● **BRIEF**: Reproduce the material in full, swapping every "interactable" for "clickable" and changing nothing else.

● **DATA FOR THIS EXERCISE**:
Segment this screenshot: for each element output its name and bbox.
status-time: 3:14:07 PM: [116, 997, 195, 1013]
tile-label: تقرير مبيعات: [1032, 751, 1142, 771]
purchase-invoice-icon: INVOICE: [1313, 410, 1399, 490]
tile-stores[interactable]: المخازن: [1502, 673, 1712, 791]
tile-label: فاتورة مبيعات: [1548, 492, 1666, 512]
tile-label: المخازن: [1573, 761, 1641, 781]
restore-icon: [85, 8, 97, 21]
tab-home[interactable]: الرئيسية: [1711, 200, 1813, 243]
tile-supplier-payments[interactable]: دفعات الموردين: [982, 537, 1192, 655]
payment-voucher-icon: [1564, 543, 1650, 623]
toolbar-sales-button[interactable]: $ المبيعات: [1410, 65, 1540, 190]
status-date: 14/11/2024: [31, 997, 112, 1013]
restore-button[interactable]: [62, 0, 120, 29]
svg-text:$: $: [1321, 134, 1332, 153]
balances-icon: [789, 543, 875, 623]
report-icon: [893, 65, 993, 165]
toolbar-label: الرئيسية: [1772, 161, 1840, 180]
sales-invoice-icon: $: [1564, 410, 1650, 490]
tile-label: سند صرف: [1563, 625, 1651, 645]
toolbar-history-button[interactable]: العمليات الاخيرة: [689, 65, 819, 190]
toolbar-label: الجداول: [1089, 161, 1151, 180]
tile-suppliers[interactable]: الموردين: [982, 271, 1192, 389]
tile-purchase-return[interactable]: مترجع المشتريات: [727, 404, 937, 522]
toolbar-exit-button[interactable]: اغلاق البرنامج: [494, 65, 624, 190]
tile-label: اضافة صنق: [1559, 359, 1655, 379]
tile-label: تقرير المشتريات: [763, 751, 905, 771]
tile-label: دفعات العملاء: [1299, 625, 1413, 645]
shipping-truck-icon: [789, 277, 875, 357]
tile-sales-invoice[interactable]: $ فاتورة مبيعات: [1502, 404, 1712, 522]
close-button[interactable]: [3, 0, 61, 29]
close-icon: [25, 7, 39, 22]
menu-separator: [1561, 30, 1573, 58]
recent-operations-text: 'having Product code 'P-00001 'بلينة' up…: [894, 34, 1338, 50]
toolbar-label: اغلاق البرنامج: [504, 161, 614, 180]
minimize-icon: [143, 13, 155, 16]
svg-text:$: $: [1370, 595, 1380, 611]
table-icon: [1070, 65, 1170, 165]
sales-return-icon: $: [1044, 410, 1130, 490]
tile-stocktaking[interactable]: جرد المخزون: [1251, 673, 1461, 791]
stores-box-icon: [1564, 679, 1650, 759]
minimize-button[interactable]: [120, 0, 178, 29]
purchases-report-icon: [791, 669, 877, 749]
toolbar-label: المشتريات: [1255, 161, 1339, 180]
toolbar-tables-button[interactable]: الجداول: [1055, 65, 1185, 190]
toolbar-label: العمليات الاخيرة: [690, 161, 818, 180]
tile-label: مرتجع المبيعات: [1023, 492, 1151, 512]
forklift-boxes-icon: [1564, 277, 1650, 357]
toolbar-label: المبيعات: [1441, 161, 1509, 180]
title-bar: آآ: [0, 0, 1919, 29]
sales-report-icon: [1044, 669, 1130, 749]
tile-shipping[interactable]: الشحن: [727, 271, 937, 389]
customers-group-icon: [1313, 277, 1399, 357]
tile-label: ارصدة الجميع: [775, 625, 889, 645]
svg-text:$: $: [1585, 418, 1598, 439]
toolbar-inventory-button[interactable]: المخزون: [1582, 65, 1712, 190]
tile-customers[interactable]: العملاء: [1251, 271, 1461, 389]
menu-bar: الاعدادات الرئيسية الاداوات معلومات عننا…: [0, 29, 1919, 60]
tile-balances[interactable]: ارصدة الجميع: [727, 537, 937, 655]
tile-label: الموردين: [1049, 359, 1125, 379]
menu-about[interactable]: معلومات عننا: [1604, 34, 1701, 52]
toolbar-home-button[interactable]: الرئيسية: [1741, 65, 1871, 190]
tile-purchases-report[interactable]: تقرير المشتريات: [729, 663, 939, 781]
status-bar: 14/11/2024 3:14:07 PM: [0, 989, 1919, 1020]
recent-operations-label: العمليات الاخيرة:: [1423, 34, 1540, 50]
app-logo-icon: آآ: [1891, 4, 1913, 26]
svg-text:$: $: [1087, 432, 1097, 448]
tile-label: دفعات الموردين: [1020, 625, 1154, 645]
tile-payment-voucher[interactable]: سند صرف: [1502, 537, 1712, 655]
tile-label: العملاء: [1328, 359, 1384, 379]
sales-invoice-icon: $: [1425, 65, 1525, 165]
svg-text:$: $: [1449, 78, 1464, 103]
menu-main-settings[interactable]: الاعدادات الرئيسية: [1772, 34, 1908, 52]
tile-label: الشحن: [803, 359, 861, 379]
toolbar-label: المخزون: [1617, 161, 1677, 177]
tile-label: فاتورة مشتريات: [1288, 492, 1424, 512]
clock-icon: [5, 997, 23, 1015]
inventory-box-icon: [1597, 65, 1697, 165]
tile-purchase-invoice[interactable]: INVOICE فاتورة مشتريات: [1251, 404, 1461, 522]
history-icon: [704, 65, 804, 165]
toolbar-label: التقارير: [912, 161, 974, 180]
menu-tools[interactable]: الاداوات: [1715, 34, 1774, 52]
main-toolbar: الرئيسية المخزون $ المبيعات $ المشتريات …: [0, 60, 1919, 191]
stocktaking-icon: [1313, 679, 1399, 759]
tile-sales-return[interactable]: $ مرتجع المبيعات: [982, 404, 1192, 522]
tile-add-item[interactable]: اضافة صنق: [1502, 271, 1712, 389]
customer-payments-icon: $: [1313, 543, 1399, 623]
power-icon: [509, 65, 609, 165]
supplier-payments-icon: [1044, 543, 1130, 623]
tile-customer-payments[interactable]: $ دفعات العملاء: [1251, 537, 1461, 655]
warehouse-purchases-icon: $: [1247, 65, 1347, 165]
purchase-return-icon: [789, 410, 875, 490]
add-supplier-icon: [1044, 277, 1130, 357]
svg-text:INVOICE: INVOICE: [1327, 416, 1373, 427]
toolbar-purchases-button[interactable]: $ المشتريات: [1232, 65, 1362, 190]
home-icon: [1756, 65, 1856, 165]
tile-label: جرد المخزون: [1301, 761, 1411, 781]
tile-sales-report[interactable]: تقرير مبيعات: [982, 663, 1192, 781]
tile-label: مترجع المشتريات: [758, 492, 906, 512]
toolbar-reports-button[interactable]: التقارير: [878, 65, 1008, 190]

● **COMPLETE OUTPUT**:
Segment this screenshot: for each element output its name and bbox.
status-time: 3:14:07 PM: [116, 997, 195, 1013]
tile-label: تقرير مبيعات: [1032, 751, 1142, 771]
purchase-invoice-icon: INVOICE: [1313, 410, 1399, 490]
tile-stores[clickable]: المخازن: [1502, 673, 1712, 791]
tile-label: فاتورة مبيعات: [1548, 492, 1666, 512]
tile-label: المخازن: [1573, 761, 1641, 781]
restore-icon: [85, 8, 97, 21]
tab-home[clickable]: الرئيسية: [1711, 200, 1813, 243]
tile-supplier-payments[clickable]: دفعات الموردين: [982, 537, 1192, 655]
payment-voucher-icon: [1564, 543, 1650, 623]
toolbar-sales-button[clickable]: $ المبيعات: [1410, 65, 1540, 190]
status-date: 14/11/2024: [31, 997, 112, 1013]
restore-button[clickable]: [62, 0, 120, 29]
svg-text:$: $: [1321, 134, 1332, 153]
balances-icon: [789, 543, 875, 623]
report-icon: [893, 65, 993, 165]
toolbar-label: الرئيسية: [1772, 161, 1840, 180]
sales-invoice-icon: $: [1564, 410, 1650, 490]
tile-label: سند صرف: [1563, 625, 1651, 645]
toolbar-history-button[clickable]: العمليات الاخيرة: [689, 65, 819, 190]
toolbar-label: الجداول: [1089, 161, 1151, 180]
tile-suppliers[clickable]: الموردين: [982, 271, 1192, 389]
tile-purchase-return[clickable]: مترجع المشتريات: [727, 404, 937, 522]
toolbar-exit-button[clickable]: اغلاق البرنامج: [494, 65, 624, 190]
tile-label: اضافة صنق: [1559, 359, 1655, 379]
tile-label: تقرير المشتريات: [763, 751, 905, 771]
tile-label: دفعات العملاء: [1299, 625, 1413, 645]
shipping-truck-icon: [789, 277, 875, 357]
tile-sales-invoice[clickable]: $ فاتورة مبيعات: [1502, 404, 1712, 522]
close-button[clickable]: [3, 0, 61, 29]
close-icon: [25, 7, 39, 22]
menu-separator: [1561, 30, 1573, 58]
recent-operations-text: 'having Product code 'P-00001 'بلينة' up…: [894, 34, 1338, 50]
toolbar-label: اغلاق البرنامج: [504, 161, 614, 180]
minimize-icon: [143, 13, 155, 16]
svg-text:$: $: [1370, 595, 1380, 611]
table-icon: [1070, 65, 1170, 165]
sales-return-icon: $: [1044, 410, 1130, 490]
tile-stocktaking[clickable]: جرد المخزون: [1251, 673, 1461, 791]
stores-box-icon: [1564, 679, 1650, 759]
minimize-button[clickable]: [120, 0, 178, 29]
purchases-report-icon: [791, 669, 877, 749]
toolbar-label: المشتريات: [1255, 161, 1339, 180]
toolbar-tables-button[clickable]: الجداول: [1055, 65, 1185, 190]
toolbar-label: العمليات الاخيرة: [690, 161, 818, 180]
tile-label: مرتجع المبيعات: [1023, 492, 1151, 512]
forklift-boxes-icon: [1564, 277, 1650, 357]
toolbar-label: المبيعات: [1441, 161, 1509, 180]
title-bar: آآ: [0, 0, 1919, 29]
sales-report-icon: [1044, 669, 1130, 749]
tile-shipping[clickable]: الشحن: [727, 271, 937, 389]
customers-group-icon: [1313, 277, 1399, 357]
tile-label: ارصدة الجميع: [775, 625, 889, 645]
svg-text:$: $: [1585, 418, 1598, 439]
toolbar-inventory-button[clickable]: المخزون: [1582, 65, 1712, 190]
tile-customers[clickable]: العملاء: [1251, 271, 1461, 389]
menu-bar: الاعدادات الرئيسية الاداوات معلومات عننا…: [0, 29, 1919, 60]
tile-balances[clickable]: ارصدة الجميع: [727, 537, 937, 655]
tile-label: الموردين: [1049, 359, 1125, 379]
menu-about[clickable]: معلومات عننا: [1604, 34, 1701, 52]
toolbar-home-button[clickable]: الرئيسية: [1741, 65, 1871, 190]
tile-purchases-report[clickable]: تقرير المشتريات: [729, 663, 939, 781]
status-bar: 14/11/2024 3:14:07 PM: [0, 989, 1919, 1020]
recent-operations-label: العمليات الاخيرة:: [1423, 34, 1540, 50]
app-logo-icon: آآ: [1891, 4, 1913, 26]
svg-text:$: $: [1087, 432, 1097, 448]
tile-label: دفعات الموردين: [1020, 625, 1154, 645]
tile-payment-voucher[clickable]: سند صرف: [1502, 537, 1712, 655]
tile-label: العملاء: [1328, 359, 1384, 379]
sales-invoice-icon: $: [1425, 65, 1525, 165]
svg-text:$: $: [1449, 78, 1464, 103]
menu-main-settings[clickable]: الاعدادات الرئيسية: [1772, 34, 1908, 52]
tile-label: الشحن: [803, 359, 861, 379]
toolbar-label: المخزون: [1617, 161, 1677, 177]
tile-label: فاتورة مشتريات: [1288, 492, 1424, 512]
clock-icon: [5, 997, 23, 1015]
inventory-box-icon: [1597, 65, 1697, 165]
tile-purchase-invoice[clickable]: INVOICE فاتورة مشتريات: [1251, 404, 1461, 522]
history-icon: [704, 65, 804, 165]
toolbar-label: التقارير: [912, 161, 974, 180]
menu-tools[clickable]: الاداوات: [1715, 34, 1774, 52]
main-toolbar: الرئيسية المخزون $ المبيعات $ المشتريات …: [0, 60, 1919, 191]
stocktaking-icon: [1313, 679, 1399, 759]
tile-sales-return[clickable]: $ مرتجع المبيعات: [982, 404, 1192, 522]
tile-add-item[clickable]: اضافة صنق: [1502, 271, 1712, 389]
customer-payments-icon: $: [1313, 543, 1399, 623]
power-icon: [509, 65, 609, 165]
supplier-payments-icon: [1044, 543, 1130, 623]
tile-customer-payments[clickable]: $ دفعات العملاء: [1251, 537, 1461, 655]
warehouse-purchases-icon: $: [1247, 65, 1347, 165]
purchase-return-icon: [789, 410, 875, 490]
add-supplier-icon: [1044, 277, 1130, 357]
svg-text:INVOICE: INVOICE: [1327, 416, 1373, 427]
toolbar-purchases-button[clickable]: $ المشتريات: [1232, 65, 1362, 190]
home-icon: [1756, 65, 1856, 165]
tile-label: جرد المخزون: [1301, 761, 1411, 781]
tile-sales-report[clickable]: تقرير مبيعات: [982, 663, 1192, 781]
tile-label: مترجع المشتريات: [758, 492, 906, 512]
toolbar-reports-button[clickable]: التقارير: [878, 65, 1008, 190]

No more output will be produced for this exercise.